• What you should do: Copy out every line containing the word "પડઘમ".
========
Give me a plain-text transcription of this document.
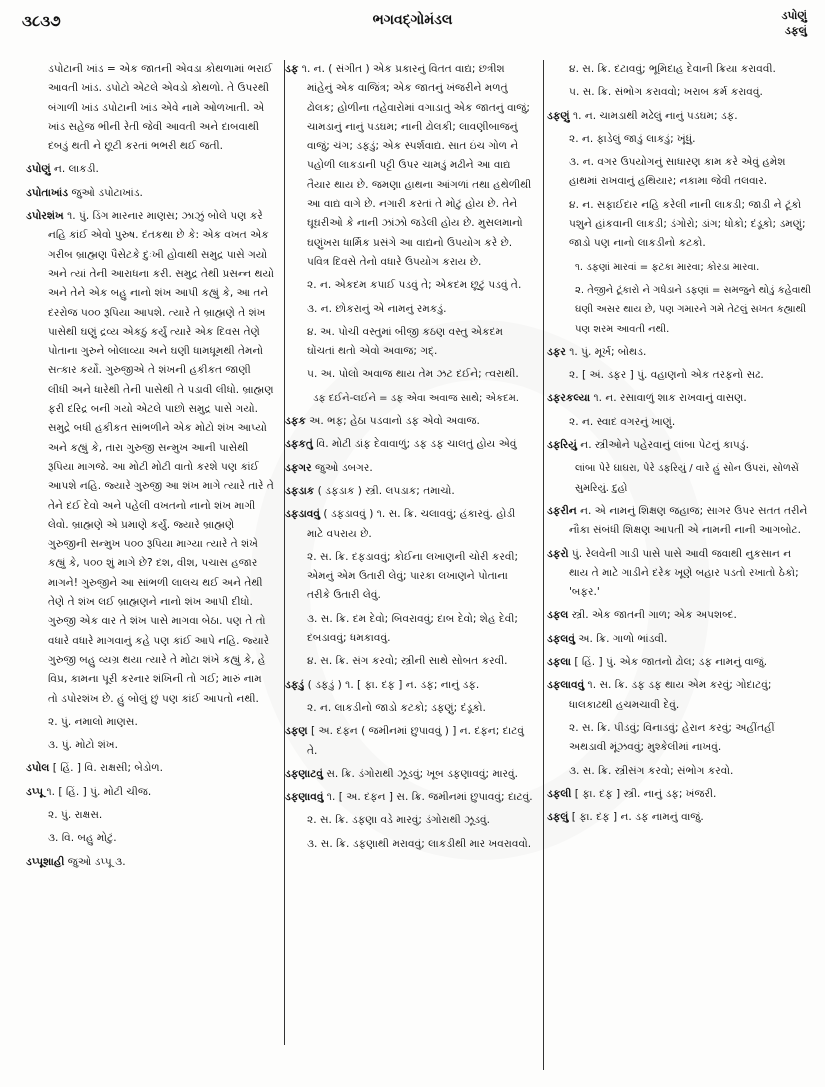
૩૮૩૭	ભગવદ્ગોમંડલ	ડપોણું
ડફલું

ડપોટાની ખાંડ = એક જાતની એવડા કોથળામાં ભરાઈ આવતી ખાંડ. ડપોટો એટલે એવડો કોથળો. તે ઉપરથી બંગાળી ખાંડ ડપોટાની ખાંડ એવે નામે ઓળખાતી. એ ખાંડ સહેજ ભીની રેતી જેવી આવતી અને દાબવાથી દબડું થતી ને છૂટી કરતાં ભભરી થઈ જતી.

ડપોણું ન. લાકડી.

ડપોતાખાંડ જુઓ ડપોટાખાંડ.

ડપોરશંખ ૧. પું. ડિંગ મારનાર માણસ; ઝાઝું બોલે પણ કરે નહિ કાંઈ એવો પુરુષ. દંતકથા છે કે: એક વખત એક ગરીબ બ્રાહ્મણ પૈસેટકે દુઃખી હોવાથી સમુદ્ર પાસે ગયો અને ત્યાં તેની આરાધના કરી. સમુદ્ર તેથી પ્રસન્ન થયો અને તેને એક બહુ નાનો શંખ આપી કહ્યું કે, આ તને દરરોજ ૫૦૦ રૂપિયા આપશે. ત્યારે તે બ્રાહ્મણે તે શંખ પાસેથી ઘણું દ્રવ્ય એકઠું કર્યું ત્યારે એક દિવસ તેણે પોતાના ગુરુને બોલાવ્યા અને ઘણી ધામધૂમથી તેમનો સત્કાર કર્યો. ગુરુજીએ તે શંખની હકીકત જાણી લીધી અને ધારેથી તેની પાસેથી તે પડાવી લીધો. બ્રાહ્મણ ફરી દરિદ્ર બની ગયો એટલે પાછો સમુદ્ર પાસે ગયો. સમુદ્રે બધી હકીકત સાંભળીને એક મોટો શંખ આપ્યો અને કહ્યું કે, તારા ગુરુજી સન્મુખ આની પાસેથી રૂપિયા માગજે. આ મોટી મોટી વાતો કરશે પણ કાંઈ આપશે નહિ. જ્યારે ગુરુજી આ શંખ માગે ત્યારે તારે તે તેને દઈ દેવો અને પહેલી વખતનો નાનો શંખ માગી લેવો. બ્રાહ્મણે એ પ્રમાણે કર્યું. જ્યારે બ્રાહ્મણે ગુરુજીની સન્મુખ ૫૦૦ રૂપિયા માગ્યા ત્યારે તે શંખે કહ્યું કે, ૫૦૦ શું માગે છે? દશ, વીશ, પચાસ હજાર માગને! ગુરુજીને આ સાંભળી લાલચ થઈ અને તેથી તેણે તે શંખ લઈ બ્રાહ્મણને નાનો શંખ આપી દીધો. ગુરુજી એક વાર તે શંખ પાસે માગવા બેઠા. પણ તે તો વધારે વધારે માગવાનું કહે પણ કાંઈ આપે નહિ. જ્યારે ગુરુજી બહુ વ્યગ્ર થયા ત્યારે તે મોટા શંખે કહ્યું કે, હે વિપ્ર, કામના પૂરી કરનાર શંખિની તો ગઈ; મારું નામ તો ડપોરશંખ છે. હું બોલું છું પણ કાંઈ આપતો નથી.

૨. પું. નમાલો માણસ.

૩. પું. મોટો શંખ.

ડપોલ [ હિં. ] વિ. રાક્ષસી; બેડોળ.

ડપ્પૂ ૧. [ હિં. ] પું. મોટી ચીજ.

૨. પું. રાક્ષસ.

૩. વિ. બહુ મોટું.

ડપ્પૂશાહી જુઓ ડપ્પૂ ૩.

ડફ ૧. ન. ( સંગીત ) એક પ્રકારનું વિતત વાદ્ય; છત્રીશ માંહેનું એક વાજિંત્ર; એક જાતનું ખંજરીને મળતું ઢોલક; હોળીના તહેવારોમાં વગાડાતું એક જાતનું વાજું; ચામડાનું નાનું પડઘમ; નાની ઢોલકી; લાવણીબાજનું વાજું; ચંગ; ડફડું; એક સ્પર્શવાદ્ય. સાત ઇંચ ગોળ ને પહોળી લાકડાની પટ્ટી ઉપર ચામડું મઢીને આ વાદ્ય તૈયાર થાય છે. જમણા હાથના આંગળાં તથા હથેળીથી આ વાદ્ય વાગે છે. નગારી કરતાં તે મોટું હોય છે. તેને ઘૂઘરીઓ કે નાની ઝાંઝો જડેલી હોય છે. મુસલમાનો ઘણુંખરા ધાર્મિક પ્રસંગે આ વાદ્યનો ઉપયોગ કરે છે. પવિત્ર દિવસે તેનો વધારે ઉપયોગ કરાય છે.

૨. ન. એકદમ કપાઈ પડવું તે; એકદમ છૂટું પડવું તે.

૩. ન. છોકરાનું એ નામનું રમકડું.

૪. અ. પોચી વસ્તુમાં બીજી કઠણ વસ્તુ એકદમ ઘોંચતાં થતો એવો અવાજ; ગદ્.

૫. અ. પોલો અવાજ થાય તેમ ઝટ દઈને; ત્વરાથી.

ડફ દઈને-લઈને = ડફ એવા અવાજ સાથે; એકદમ.

ડફક અ. ભફ; હેઠા પડવાનો ડફ એવો અવાજ.

ડફકતું વિ. મોટી ડાંફ દેવાવાળું; ડફ ડફ ચાલતું હોય એવું

ડફગર જુઓ ડબગર.

ડફડાક ( ડફડાક ) સ્ત્રી. લપડાક; તમાચો.

ડફડાવવું ( ડફડાવવું ) ૧. સ. ક્રિ. ચલાવવું; હંકારવું. હોડી માટે વપરાય છે.

૨. સ. ક્રિ. દફડાવવું; કોઈના લખાણની ચોરી કરવી; એમનું એમ ઉતારી લેવું; પારકા લખાણને પોતાના તરીકે ઉતારી લેવું.

૩. સ. ક્રિ. દમ દેવો; બિવરાવવું; દાબ દેવો; શેહ દેવી; દબડાવવું; ધમકાવવું.

૪. સ. ક્રિ. સંગ કરવો; સ્ત્રીની સાથે સોબત કરવી.

ડફડું ( ડફડું ) ૧. [ ફા. દફ ] ન. ડફ; નાનું ડફ.

૨. ન. લાકડીનો જાડો કટકો; ડફણું; દંડૂકો.

ડફણ [ અ. દફન ( જમીનમાં છુપાવવું ) ] ન. દફન; દાટવું તે.

ડફણાટવું સ. ક્રિ. ડંગોરાથી ઝૂડવું; ખૂબ ડફણાવવું; મારવું.

ડફણાવવું ૧. [ અ. દફન ] સ. ક્રિ. જમીનમાં છુપાવવું; દાટવું.

૨. સ. ક્રિ. ડફણા વડે મારવું; ડંગોરાથી ઝૂડવું.

૩. સ. ક્રિ. ડફણાથી મરાવવું; લાકડીથી માર ખવરાવવો.

૪. સ. ક્રિ. દટાવવું; ભૂમિદાહ દેવાની ક્રિયા કરાવવી.

૫. સ. ક્રિ. સંભોગ કરાવવો; ખરાબ કર્મ કરાવવું.

ડફણું ૧. ન. ચામડાથી મઢેલું નાનું પડઘમ; ડફ.

૨. ન. ફાડેલું જાડું લાકડું; ખૂંધું.

૩. ન. વગર ઉપયોગનું સાધારણ કામ કરે એવું હમેશ હાથમાં રાખવાનું હથિયાર; નકામા જેવી તલવાર.

૪. ન. સફાઈદાર નહિ કરેલી નાની લાકડી; જાડી ને ટૂંકો પશુને હાંકવાની લાકડી; ડંગોરો; ડાંગ; ધોકો; દંડૂકો; ડમણું; જાડો પણ નાનો લાકડીનો કટકો.

૧. ડફણાં મારવાં = ફટકા મારવા; કોરડા મારવા.

૨. તેજીને ટૂંકારો ને ગધેડાને ડફણાં = સમજુને થોડું કહેવાથી ઘણી અસર થાય છે, પણ ગમારને ગમે તેટલું સખત કહ્યાથી પણ શરમ આવતી નથી.

ડફર ૧. પું. મૂર્ખ; બોથડ.

૨. [ અં. ડફર ] પું. વહાણનો એક તરફનો સઢ.

ડફરકલ્યા ૧. ન. રસાવાળું શાક રાખવાનું વાસણ.

૨. ન. સ્વાદ વગરનું ખાણું.

ડફરિયું ન. સ્ત્રીઓને પહેરવાનું લાંબા પેટનું કાપડું.

લાંબા પેરે ઘાઘરા, પેરે ડફરિયું / વારે હું સોન ઉપરાં, સોળસેં સુમરિયું. દુહો

ડફરીન ન. એ નામનું શિક્ષણ જહાજ; સાગર ઉપર સતત તરીને નૌકા સંબંધી શિક્ષણ આપતી એ નામની નાની આગબોટ.

ડફરો પું. રેલવેની ગાડી પાસે પાસે આવી જવાથી નુકસાન ન થાય તે માટે ગાડીને દરેક ખૂણે બહાર પડતો રખાતો ઠેકો; 'બફર.'

ડફલ સ્ત્રી. એક જાતની ગાળ; એક અપશબ્દ.

ડફલવું અ. ક્રિ. ગાળો ભાંડવી.

ડફલા [ હિં. ] પું. એક જાતનો ઢોલ; ડફ નામનું વાજું.

ડફલાવવું ૧. સ. ક્રિ. ડફ ડફ થાય એમ કરવું; ગોદાટવું; ધાલકાઢથી હચમચાવી દેવું.

૨. સ. ક્રિ. પીડવું; વિનાડવું; હેરાન કરવું; અહીંતહીં અથડાવી મૂંઝવવું; મુશ્કેલીમાં નાખવું.

૩. સ. ક્રિ. સ્ત્રીસંગ કરવો; સંભોગ કરવો.

ડફલી [ ફા. દફ ] સ્ત્રી. નાનું ડફ; ખંજરી.

ડફલું [ ફા. દફ ] ન. ડફ નામનું વાજું.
========
• Final result:
ડફ ૧. ન. ( સંગીત ) એક પ્રકારનું વિતત વાદ્ય; છત્રીશ માંહેનું એક વાજિંત્ર; એક જાતનું ખંજરીને મળતું ઢોલક; હોળીના તહેવારોમાં વગાડાતું એક જાતનું વાજું; ચામડાનું નાનું પડઘમ; નાની ઢોલકી; લાવણીબાજનું વાજું; ચંગ; ડફડું; એક સ્પર્શવાદ્ય. સાત ઇંચ ગોળ ને પહોળી લાકડાની પટ્ટી ઉપર ચામડું મઢીને આ વાદ્ય તૈયાર થાય છે. જમણા હાથના આંગળાં તથા હથેળીથી આ વાદ્ય વાગે છે. નગારી કરતાં તે મોટું હોય છે. તેને ઘૂઘરીઓ કે નાની ઝાંઝો જડેલી હોય છે. મુસલમાનો ઘણુંખરા ધાર્મિક પ્રસંગે આ વાદ્યનો ઉપયોગ કરે છે. પવિત્ર દિવસે તેનો વધારે ઉપયોગ કરાય છે.
ડફણું ૧. ન. ચામડાથી મઢેલું નાનું પડઘમ; ડફ.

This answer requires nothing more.